Collection entries
····················

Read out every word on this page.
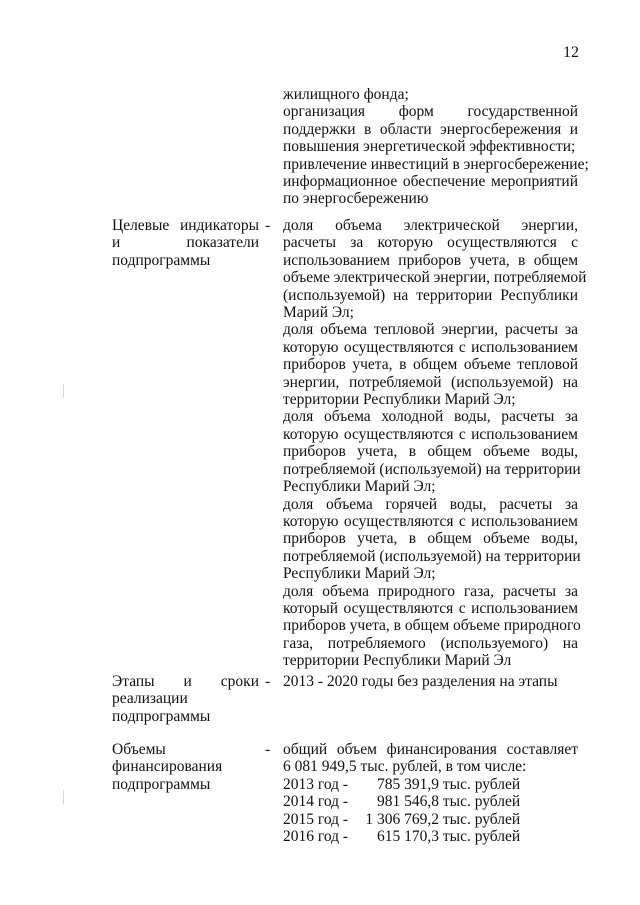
12
жилищного фонда;
организация форм государственной
поддержки в области энергосбережения и
повышения энергетической эффективности;
привлечение инвестиций в энергосбережение;
информационное обеспечение мероприятий
по энергосбережению
Целевые индикаторы
и показатели
подпрограммы
- доля объема электрической энергии,
расчеты за которую осуществляются с
использованием приборов учета, в общем
объеме электрической энергии, потребляемой
(используемой) на территории Республики
Марий Эл;
доля объема тепловой энергии, расчеты за
которую осуществляются с использованием
приборов учета, в общем объеме тепловой
энергии, потребляемой (используемой) на
территории Республики Марий Эл;
доля объема холодной воды, расчеты за
которую осуществляются с использованием
приборов учета, в общем объеме воды,
потребляемой (используемой) на территории
Республики Марий Эл;
доля объема горячей воды, расчеты за
которую осуществляются с использованием
приборов учета, в общем объеме воды,
потребляемой (используемой) на территории
Республики Марий Эл;
доля объема природного газа, расчеты за
который осуществляются с использованием
приборов учета, в общем объеме природного
газа, потребляемого (используемого) на
территории Республики Марий Эл
Этапы и сроки
реализации
подпрограммы
- 2013 - 2020 годы без разделения на этапы
Объемы
финансирования
подпрограммы
- общий объем финансирования составляет
6 081 949,5 тыс. рублей, в том числе:
2013 год - 785 391,9 тыс. рублей
2014 год - 981 546,8 тыс. рублей
2015 год - 1 306 769,2 тыс. рублей
2016 год - 615 170,3 тыс. рублей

····················

SET EXERCISE:
Lines of the listing that contain the word "объема" are to be counted; report only their number.

ANSWER TO THIS TASK:
5